--- Instructions for the task ---
Below are the records; locate each line with the word "ylabel" and copy it.

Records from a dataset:
________________
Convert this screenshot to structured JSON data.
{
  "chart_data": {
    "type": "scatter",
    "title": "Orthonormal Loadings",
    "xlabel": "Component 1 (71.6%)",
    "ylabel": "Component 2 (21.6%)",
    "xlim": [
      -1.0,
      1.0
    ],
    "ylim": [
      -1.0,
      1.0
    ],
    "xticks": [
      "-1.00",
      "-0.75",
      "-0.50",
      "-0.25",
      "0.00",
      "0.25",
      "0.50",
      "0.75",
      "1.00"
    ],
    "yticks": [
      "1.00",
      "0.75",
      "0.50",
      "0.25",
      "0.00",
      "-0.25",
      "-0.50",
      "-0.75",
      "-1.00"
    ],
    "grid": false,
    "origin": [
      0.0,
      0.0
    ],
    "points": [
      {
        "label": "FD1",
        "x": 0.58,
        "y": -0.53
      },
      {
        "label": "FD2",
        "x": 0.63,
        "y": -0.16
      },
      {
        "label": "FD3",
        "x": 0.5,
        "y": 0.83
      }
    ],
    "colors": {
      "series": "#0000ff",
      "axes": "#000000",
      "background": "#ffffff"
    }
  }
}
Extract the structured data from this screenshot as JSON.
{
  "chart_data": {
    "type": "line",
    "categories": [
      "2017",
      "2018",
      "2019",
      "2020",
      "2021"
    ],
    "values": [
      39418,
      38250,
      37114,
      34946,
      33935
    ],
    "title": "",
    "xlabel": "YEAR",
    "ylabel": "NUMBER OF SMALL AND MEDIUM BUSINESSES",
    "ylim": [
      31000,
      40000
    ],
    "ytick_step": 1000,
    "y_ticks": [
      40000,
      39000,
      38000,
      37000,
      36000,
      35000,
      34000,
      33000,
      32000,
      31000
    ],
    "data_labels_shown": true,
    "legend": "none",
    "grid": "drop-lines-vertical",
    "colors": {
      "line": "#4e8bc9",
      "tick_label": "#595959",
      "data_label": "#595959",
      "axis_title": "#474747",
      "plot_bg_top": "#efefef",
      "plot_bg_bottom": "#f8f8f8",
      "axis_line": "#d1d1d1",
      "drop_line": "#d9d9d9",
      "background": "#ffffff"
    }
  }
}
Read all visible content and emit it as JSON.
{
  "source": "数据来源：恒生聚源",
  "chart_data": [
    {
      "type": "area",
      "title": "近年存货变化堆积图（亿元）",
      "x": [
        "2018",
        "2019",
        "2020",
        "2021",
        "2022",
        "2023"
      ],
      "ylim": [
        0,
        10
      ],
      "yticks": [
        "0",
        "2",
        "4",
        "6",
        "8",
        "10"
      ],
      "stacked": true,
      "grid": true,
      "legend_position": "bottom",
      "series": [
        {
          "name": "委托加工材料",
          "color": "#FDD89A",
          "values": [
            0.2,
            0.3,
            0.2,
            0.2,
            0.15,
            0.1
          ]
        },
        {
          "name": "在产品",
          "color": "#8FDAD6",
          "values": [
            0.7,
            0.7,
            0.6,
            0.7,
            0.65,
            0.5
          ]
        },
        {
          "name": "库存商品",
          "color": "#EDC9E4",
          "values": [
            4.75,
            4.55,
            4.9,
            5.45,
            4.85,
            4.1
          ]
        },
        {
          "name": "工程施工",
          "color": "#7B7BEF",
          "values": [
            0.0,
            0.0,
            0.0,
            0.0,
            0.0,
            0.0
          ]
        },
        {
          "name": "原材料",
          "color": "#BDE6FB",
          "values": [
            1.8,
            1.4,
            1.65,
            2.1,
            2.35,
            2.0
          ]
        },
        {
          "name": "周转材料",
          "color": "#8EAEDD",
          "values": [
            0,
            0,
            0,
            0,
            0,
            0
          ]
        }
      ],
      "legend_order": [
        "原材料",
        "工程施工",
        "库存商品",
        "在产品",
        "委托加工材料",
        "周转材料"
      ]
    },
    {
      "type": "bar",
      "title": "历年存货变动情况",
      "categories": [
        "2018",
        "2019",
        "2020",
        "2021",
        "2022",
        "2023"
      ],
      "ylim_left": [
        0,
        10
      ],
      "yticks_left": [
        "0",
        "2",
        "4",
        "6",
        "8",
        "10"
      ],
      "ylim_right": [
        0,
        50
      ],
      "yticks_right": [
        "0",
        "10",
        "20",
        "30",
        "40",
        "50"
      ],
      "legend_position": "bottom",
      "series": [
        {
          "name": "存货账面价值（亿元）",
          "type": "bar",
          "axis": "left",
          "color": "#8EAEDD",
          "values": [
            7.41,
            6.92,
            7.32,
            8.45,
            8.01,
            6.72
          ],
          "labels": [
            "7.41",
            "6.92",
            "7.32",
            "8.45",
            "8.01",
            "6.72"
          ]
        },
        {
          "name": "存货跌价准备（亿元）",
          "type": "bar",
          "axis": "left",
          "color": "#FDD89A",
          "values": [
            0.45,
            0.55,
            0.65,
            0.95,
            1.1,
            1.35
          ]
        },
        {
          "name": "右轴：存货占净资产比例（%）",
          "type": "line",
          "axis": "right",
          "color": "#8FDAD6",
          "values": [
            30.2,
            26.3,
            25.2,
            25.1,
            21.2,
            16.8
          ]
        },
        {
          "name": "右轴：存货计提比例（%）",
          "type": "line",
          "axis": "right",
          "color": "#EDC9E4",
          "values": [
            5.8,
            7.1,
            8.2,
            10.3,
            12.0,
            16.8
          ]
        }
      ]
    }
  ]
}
________________
--- Result ---
    "ylabel": "Component 2 (21.6%)",
    "ylabel": "NUMBER OF SMALL AND MEDIUM BUSINESSES",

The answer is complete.